→ **Task**
Do any lines in the data below contain "title"? If so, copy every one of them.

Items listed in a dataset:

************

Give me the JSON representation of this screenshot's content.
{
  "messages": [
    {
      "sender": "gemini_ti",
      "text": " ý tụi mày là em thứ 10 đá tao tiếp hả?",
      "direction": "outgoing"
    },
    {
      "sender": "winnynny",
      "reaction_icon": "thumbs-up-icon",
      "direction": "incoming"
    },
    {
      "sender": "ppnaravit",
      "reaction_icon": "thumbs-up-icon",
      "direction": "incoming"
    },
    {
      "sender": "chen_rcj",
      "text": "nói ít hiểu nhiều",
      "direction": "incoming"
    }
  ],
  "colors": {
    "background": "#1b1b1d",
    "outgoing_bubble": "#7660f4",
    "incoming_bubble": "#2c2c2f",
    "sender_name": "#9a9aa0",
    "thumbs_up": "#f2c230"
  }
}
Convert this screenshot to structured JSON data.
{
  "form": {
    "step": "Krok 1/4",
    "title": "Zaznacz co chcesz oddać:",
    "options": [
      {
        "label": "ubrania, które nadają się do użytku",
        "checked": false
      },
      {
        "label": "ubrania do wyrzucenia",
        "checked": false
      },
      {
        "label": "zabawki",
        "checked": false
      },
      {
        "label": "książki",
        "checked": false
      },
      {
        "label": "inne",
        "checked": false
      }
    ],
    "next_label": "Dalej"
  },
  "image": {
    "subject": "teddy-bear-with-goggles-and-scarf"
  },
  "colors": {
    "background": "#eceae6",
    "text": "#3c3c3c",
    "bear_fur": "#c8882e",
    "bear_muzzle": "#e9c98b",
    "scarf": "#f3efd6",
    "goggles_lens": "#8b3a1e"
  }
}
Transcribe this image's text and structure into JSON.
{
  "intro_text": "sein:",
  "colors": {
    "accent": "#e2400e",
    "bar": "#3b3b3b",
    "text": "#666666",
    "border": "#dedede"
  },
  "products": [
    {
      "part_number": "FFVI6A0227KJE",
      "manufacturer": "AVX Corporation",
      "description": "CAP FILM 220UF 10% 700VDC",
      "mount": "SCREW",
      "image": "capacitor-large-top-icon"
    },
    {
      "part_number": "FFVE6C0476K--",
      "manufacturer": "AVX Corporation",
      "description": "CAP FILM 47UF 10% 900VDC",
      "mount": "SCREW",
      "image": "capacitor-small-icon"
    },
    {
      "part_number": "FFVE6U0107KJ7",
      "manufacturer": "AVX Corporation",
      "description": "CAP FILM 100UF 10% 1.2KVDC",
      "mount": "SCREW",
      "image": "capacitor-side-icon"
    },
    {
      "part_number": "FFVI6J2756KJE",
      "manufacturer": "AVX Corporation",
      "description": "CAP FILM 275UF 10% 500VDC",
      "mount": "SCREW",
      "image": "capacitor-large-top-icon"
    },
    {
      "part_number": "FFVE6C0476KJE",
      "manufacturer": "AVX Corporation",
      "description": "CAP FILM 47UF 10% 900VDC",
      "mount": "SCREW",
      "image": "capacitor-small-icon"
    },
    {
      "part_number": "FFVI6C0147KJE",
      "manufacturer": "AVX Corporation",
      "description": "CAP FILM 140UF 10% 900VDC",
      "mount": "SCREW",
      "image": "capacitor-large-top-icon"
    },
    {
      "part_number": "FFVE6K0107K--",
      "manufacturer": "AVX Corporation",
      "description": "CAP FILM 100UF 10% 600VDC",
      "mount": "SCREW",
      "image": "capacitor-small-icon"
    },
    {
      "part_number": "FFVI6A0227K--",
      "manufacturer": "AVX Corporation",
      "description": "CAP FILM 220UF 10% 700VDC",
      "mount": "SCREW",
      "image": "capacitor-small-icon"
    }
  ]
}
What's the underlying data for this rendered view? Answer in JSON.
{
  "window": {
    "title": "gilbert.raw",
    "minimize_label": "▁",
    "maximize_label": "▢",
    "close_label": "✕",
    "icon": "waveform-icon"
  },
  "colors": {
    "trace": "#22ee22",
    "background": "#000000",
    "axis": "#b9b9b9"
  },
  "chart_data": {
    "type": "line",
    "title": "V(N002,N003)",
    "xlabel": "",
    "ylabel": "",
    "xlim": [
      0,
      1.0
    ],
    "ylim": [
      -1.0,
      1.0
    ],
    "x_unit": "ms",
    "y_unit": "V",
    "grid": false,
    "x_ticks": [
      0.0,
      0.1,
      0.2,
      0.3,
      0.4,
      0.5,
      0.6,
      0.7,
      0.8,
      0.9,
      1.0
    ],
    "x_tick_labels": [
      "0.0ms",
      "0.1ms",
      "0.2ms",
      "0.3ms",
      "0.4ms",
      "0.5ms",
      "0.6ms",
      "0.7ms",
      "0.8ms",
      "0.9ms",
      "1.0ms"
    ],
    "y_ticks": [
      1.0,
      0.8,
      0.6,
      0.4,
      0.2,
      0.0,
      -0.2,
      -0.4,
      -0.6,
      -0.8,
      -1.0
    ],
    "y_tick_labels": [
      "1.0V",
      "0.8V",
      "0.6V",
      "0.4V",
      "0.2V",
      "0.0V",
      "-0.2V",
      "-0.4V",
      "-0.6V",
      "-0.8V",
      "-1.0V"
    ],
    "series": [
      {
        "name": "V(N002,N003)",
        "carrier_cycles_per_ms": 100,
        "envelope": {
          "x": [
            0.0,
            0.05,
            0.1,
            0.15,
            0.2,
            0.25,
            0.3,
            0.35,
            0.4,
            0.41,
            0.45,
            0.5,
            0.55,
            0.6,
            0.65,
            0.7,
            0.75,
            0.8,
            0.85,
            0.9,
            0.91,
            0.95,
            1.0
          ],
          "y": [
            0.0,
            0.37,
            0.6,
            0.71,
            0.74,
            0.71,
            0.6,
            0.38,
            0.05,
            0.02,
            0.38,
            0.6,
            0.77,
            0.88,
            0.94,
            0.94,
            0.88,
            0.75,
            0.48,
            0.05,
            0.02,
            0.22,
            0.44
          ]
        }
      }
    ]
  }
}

************

→ **Task answer**
    "title": "Zaznacz co chcesz oddać:",
    "title": "gilbert.raw",
    "title": "V(N002,N003)",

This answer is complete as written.